Restate each line word for word. Leave out every picture.

*Exercise input*:

↓↓↓

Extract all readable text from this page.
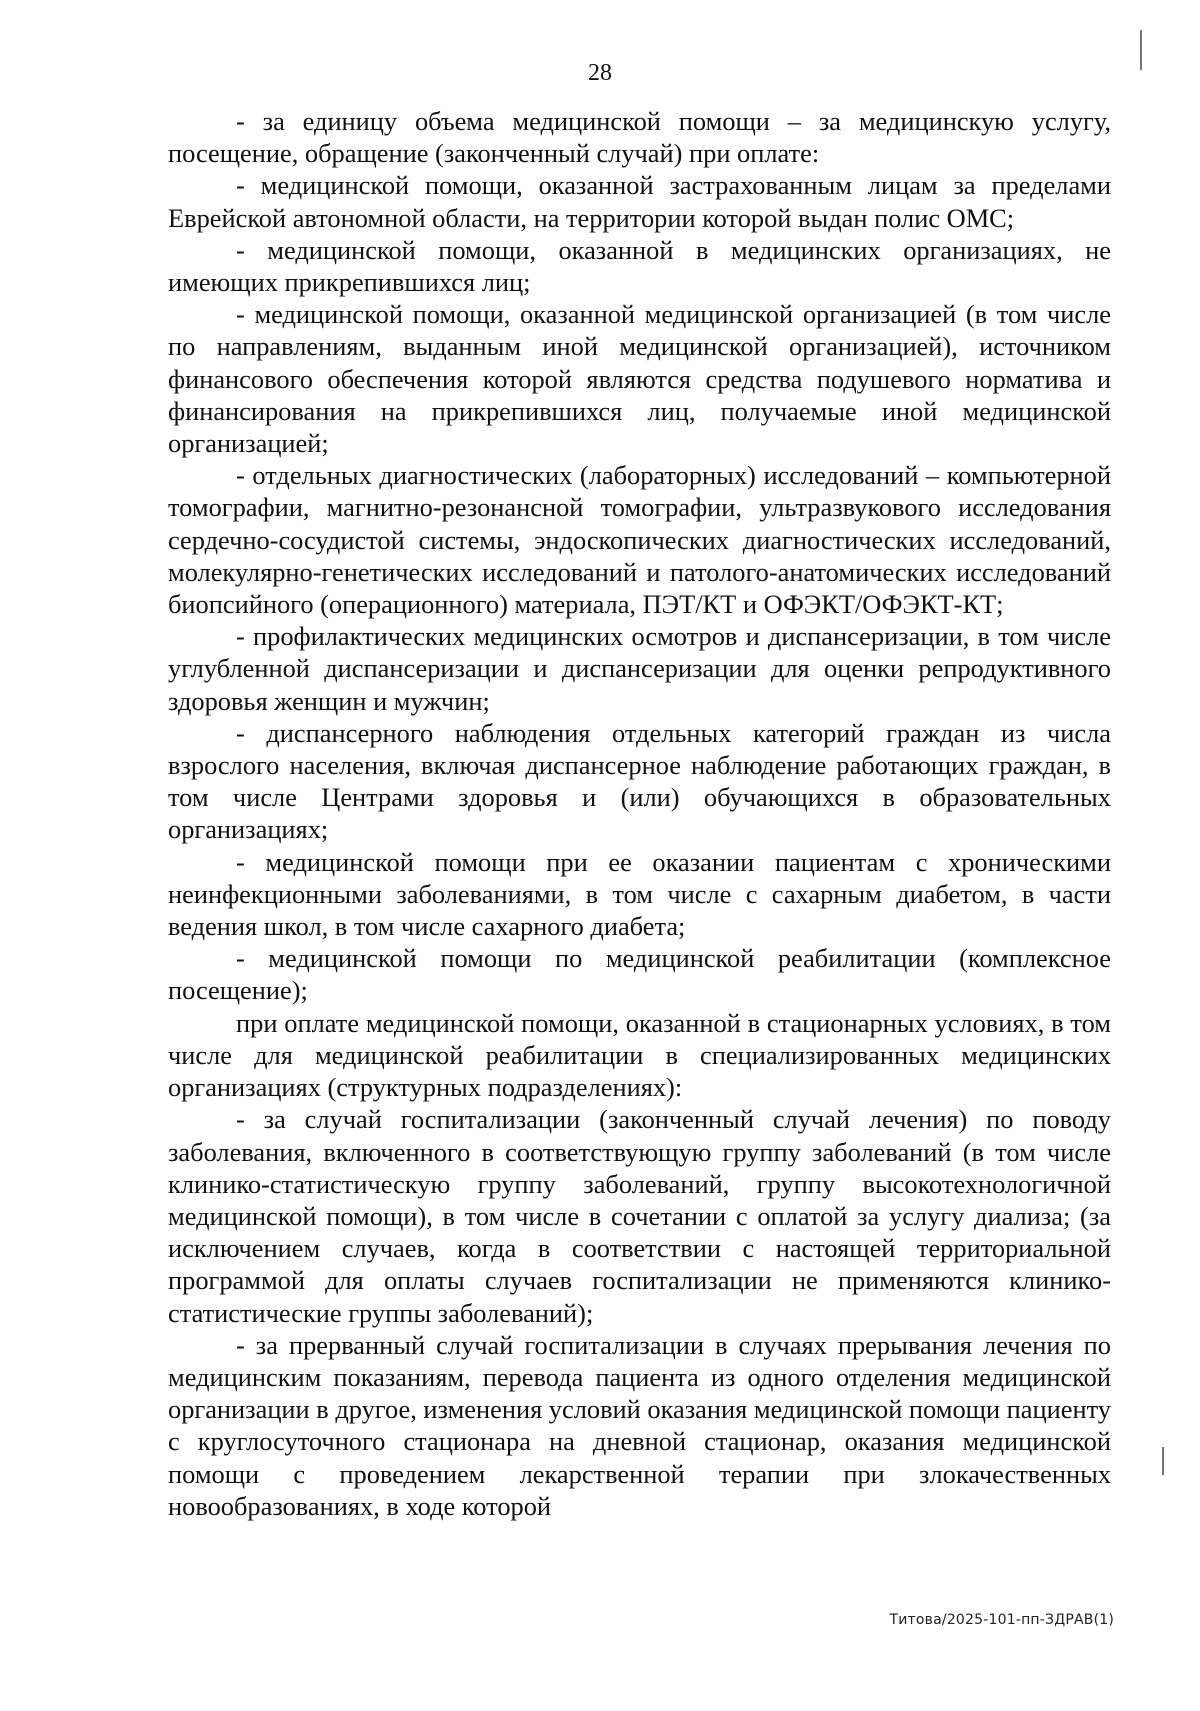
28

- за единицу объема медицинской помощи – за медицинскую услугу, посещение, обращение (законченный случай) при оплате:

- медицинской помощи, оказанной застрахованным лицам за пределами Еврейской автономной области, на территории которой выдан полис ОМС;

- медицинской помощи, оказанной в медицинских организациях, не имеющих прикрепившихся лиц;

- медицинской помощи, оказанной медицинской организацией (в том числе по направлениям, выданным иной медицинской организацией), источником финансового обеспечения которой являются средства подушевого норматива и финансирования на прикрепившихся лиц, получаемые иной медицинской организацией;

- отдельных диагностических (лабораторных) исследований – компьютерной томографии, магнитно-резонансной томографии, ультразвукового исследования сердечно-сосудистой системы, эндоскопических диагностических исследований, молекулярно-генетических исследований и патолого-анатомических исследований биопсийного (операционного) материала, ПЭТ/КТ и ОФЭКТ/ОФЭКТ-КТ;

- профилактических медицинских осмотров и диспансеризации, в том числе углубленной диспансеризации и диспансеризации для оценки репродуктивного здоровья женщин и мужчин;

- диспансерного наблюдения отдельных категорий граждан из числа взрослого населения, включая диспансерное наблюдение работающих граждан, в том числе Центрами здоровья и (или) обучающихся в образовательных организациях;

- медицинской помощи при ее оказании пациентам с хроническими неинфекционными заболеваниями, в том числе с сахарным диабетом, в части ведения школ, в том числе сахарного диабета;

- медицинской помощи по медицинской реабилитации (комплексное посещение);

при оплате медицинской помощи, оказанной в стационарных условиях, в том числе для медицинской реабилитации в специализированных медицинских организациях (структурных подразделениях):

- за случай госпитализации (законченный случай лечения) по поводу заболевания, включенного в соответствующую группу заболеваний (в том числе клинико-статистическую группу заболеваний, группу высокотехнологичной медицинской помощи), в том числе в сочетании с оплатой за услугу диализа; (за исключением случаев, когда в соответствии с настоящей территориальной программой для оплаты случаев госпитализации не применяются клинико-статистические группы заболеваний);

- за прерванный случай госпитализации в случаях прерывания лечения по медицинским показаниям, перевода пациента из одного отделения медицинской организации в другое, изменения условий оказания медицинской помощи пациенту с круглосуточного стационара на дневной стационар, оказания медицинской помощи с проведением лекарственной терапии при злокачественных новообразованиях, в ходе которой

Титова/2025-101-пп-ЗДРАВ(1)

↑↑↑

*Result below*:
Extract all readable text from this page.
28

- за единицу объема медицинской помощи – за медицинскую услугу, посещение, обращение (законченный случай) при оплате:

- медицинской помощи, оказанной застрахованным лицам за пределами Еврейской автономной области, на территории которой выдан полис ОМС;

- медицинской помощи, оказанной в медицинских организациях, не имеющих прикрепившихся лиц;

- медицинской помощи, оказанной медицинской организацией (в том числе по направлениям, выданным иной медицинской организацией), источником финансового обеспечения которой являются средства подушевого норматива и финансирования на прикрепившихся лиц, получаемые иной медицинской организацией;

- отдельных диагностических (лабораторных) исследований – компьютерной томографии, магнитно-резонансной томографии, ультразвукового исследования сердечно-сосудистой системы, эндоскопических диагностических исследований, молекулярно-генетических исследований и патолого-анатомических исследований биопсийного (операционного) материала, ПЭТ/КТ и ОФЭКТ/ОФЭКТ-КТ;

- профилактических медицинских осмотров и диспансеризации, в том числе углубленной диспансеризации и диспансеризации для оценки репродуктивного здоровья женщин и мужчин;

- диспансерного наблюдения отдельных категорий граждан из числа взрослого населения, включая диспансерное наблюдение работающих граждан, в том числе Центрами здоровья и (или) обучающихся в образовательных организациях;

- медицинской помощи при ее оказании пациентам с хроническими неинфекционными заболеваниями, в том числе с сахарным диабетом, в части ведения школ, в том числе сахарного диабета;

- медицинской помощи по медицинской реабилитации (комплексное посещение);

при оплате медицинской помощи, оказанной в стационарных условиях, в том числе для медицинской реабилитации в специализированных медицинских организациях (структурных подразделениях):

- за случай госпитализации (законченный случай лечения) по поводу заболевания, включенного в соответствующую группу заболеваний (в том числе клинико-статистическую группу заболеваний, группу высокотехнологичной медицинской помощи), в том числе в сочетании с оплатой за услугу диализа; (за исключением случаев, когда в соответствии с настоящей территориальной программой для оплаты случаев госпитализации не применяются клинико-статистические группы заболеваний);

- за прерванный случай госпитализации в случаях прерывания лечения по медицинским показаниям, перевода пациента из одного отделения медицинской организации в другое, изменения условий оказания медицинской помощи пациенту с круглосуточного стационара на дневной стационар, оказания медицинской помощи с проведением лекарственной терапии при злокачественных новообразованиях, в ходе которой

Титова/2025-101-пп-ЗДРАВ(1)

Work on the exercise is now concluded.